• [TASK DETAILS]
Each entry below is to be printed verbatim.

━━ INFORMATION SUPPLIED

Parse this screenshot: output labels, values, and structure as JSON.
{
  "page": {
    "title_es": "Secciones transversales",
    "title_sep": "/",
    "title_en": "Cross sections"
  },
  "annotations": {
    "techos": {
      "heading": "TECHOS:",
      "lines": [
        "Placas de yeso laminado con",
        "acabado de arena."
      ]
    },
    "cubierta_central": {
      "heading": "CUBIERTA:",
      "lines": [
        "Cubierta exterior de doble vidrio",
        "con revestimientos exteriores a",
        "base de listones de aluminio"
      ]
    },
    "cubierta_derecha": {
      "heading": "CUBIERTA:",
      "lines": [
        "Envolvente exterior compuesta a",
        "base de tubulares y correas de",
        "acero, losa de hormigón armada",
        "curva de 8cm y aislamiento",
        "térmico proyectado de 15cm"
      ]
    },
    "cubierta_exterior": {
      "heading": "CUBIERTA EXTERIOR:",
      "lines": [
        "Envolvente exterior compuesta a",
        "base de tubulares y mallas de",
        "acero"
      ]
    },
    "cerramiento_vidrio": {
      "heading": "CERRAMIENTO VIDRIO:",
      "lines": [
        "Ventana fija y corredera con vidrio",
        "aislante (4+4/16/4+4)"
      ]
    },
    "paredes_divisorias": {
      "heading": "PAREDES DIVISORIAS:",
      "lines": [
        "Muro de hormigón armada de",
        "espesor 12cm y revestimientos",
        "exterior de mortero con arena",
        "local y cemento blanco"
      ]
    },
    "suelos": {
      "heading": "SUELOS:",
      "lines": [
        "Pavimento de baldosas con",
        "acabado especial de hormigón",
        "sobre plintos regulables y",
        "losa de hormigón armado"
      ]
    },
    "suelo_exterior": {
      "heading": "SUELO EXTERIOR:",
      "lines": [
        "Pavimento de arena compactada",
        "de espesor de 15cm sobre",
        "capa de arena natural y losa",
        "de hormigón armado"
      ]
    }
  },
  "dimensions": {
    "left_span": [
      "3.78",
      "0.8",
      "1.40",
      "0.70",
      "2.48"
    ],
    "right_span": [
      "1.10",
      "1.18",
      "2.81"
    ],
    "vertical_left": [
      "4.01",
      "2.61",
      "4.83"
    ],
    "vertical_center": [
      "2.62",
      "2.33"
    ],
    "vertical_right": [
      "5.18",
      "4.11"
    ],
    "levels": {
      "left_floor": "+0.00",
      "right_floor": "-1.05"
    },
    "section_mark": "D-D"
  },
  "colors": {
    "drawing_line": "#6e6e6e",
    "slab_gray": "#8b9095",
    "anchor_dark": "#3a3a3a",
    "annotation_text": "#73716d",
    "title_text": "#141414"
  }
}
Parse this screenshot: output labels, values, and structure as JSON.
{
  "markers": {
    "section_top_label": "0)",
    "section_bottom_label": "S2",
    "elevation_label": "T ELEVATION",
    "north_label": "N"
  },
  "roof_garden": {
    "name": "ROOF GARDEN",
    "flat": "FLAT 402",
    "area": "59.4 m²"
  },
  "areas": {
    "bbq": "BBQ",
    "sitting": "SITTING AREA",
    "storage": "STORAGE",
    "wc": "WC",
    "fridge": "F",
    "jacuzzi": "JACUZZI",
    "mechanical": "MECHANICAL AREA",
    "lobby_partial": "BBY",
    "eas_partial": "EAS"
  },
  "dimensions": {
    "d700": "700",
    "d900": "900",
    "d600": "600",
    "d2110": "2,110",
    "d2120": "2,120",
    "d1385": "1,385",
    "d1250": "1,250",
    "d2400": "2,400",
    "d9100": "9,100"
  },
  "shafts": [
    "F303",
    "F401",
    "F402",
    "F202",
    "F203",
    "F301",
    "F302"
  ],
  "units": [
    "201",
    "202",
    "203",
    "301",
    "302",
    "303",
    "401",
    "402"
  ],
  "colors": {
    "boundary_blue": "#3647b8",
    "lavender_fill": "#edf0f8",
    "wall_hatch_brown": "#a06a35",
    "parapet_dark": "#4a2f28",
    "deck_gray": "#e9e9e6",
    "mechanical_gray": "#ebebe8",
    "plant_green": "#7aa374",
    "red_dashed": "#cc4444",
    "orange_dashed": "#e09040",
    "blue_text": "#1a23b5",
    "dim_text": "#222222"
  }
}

━━━━

• [REPLY TO THE TASK]
Parse this screenshot: output labels, values, and structure as JSON.
{
  "page": {
    "title_es": "Secciones transversales",
    "title_sep": "/",
    "title_en": "Cross sections"
  },
  "annotations": {
    "techos": {
      "heading": "TECHOS:",
      "lines": [
        "Placas de yeso laminado con",
        "acabado de arena."
      ]
    },
    "cubierta_central": {
      "heading": "CUBIERTA:",
      "lines": [
        "Cubierta exterior de doble vidrio",
        "con revestimientos exteriores a",
        "base de listones de aluminio"
      ]
    },
    "cubierta_derecha": {
      "heading": "CUBIERTA:",
      "lines": [
        "Envolvente exterior compuesta a",
        "base de tubulares y correas de",
        "acero, losa de hormigón armada",
        "curva de 8cm y aislamiento",
        "térmico proyectado de 15cm"
      ]
    },
    "cubierta_exterior": {
      "heading": "CUBIERTA EXTERIOR:",
      "lines": [
        "Envolvente exterior compuesta a",
        "base de tubulares y mallas de",
        "acero"
      ]
    },
    "cerramiento_vidrio": {
      "heading": "CERRAMIENTO VIDRIO:",
      "lines": [
        "Ventana fija y corredera con vidrio",
        "aislante (4+4/16/4+4)"
      ]
    },
    "paredes_divisorias": {
      "heading": "PAREDES DIVISORIAS:",
      "lines": [
        "Muro de hormigón armada de",
        "espesor 12cm y revestimientos",
        "exterior de mortero con arena",
        "local y cemento blanco"
      ]
    },
    "suelos": {
      "heading": "SUELOS:",
      "lines": [
        "Pavimento de baldosas con",
        "acabado especial de hormigón",
        "sobre plintos regulables y",
        "losa de hormigón armado"
      ]
    },
    "suelo_exterior": {
      "heading": "SUELO EXTERIOR:",
      "lines": [
        "Pavimento de arena compactada",
        "de espesor de 15cm sobre",
        "capa de arena natural y losa",
        "de hormigón armado"
      ]
    }
  },
  "dimensions": {
    "left_span": [
      "3.78",
      "0.8",
      "1.40",
      "0.70",
      "2.48"
    ],
    "right_span": [
      "1.10",
      "1.18",
      "2.81"
    ],
    "vertical_left": [
      "4.01",
      "2.61",
      "4.83"
    ],
    "vertical_center": [
      "2.62",
      "2.33"
    ],
    "vertical_right": [
      "5.18",
      "4.11"
    ],
    "levels": {
      "left_floor": "+0.00",
      "right_floor": "-1.05"
    },
    "section_mark": "D-D"
  },
  "colors": {
    "drawing_line": "#6e6e6e",
    "slab_gray": "#8b9095",
    "anchor_dark": "#3a3a3a",
    "annotation_text": "#73716d",
    "title_text": "#141414"
  }
}
Parse this screenshot: output labels, values, and structure as JSON.
{
  "markers": {
    "section_top_label": "0)",
    "section_bottom_label": "S2",
    "elevation_label": "T ELEVATION",
    "north_label": "N"
  },
  "roof_garden": {
    "name": "ROOF GARDEN",
    "flat": "FLAT 402",
    "area": "59.4 m²"
  },
  "areas": {
    "bbq": "BBQ",
    "sitting": "SITTING AREA",
    "storage": "STORAGE",
    "wc": "WC",
    "fridge": "F",
    "jacuzzi": "JACUZZI",
    "mechanical": "MECHANICAL AREA",
    "lobby_partial": "BBY",
    "eas_partial": "EAS"
  },
  "dimensions": {
    "d700": "700",
    "d900": "900",
    "d600": "600",
    "d2110": "2,110",
    "d2120": "2,120",
    "d1385": "1,385",
    "d1250": "1,250",
    "d2400": "2,400",
    "d9100": "9,100"
  },
  "shafts": [
    "F303",
    "F401",
    "F402",
    "F202",
    "F203",
    "F301",
    "F302"
  ],
  "units": [
    "201",
    "202",
    "203",
    "301",
    "302",
    "303",
    "401",
    "402"
  ],
  "colors": {
    "boundary_blue": "#3647b8",
    "lavender_fill": "#edf0f8",
    "wall_hatch_brown": "#a06a35",
    "parapet_dark": "#4a2f28",
    "deck_gray": "#e9e9e6",
    "mechanical_gray": "#ebebe8",
    "plant_green": "#7aa374",
    "red_dashed": "#cc4444",
    "orange_dashed": "#e09040",
    "blue_text": "#1a23b5",
    "dim_text": "#222222"
  }
}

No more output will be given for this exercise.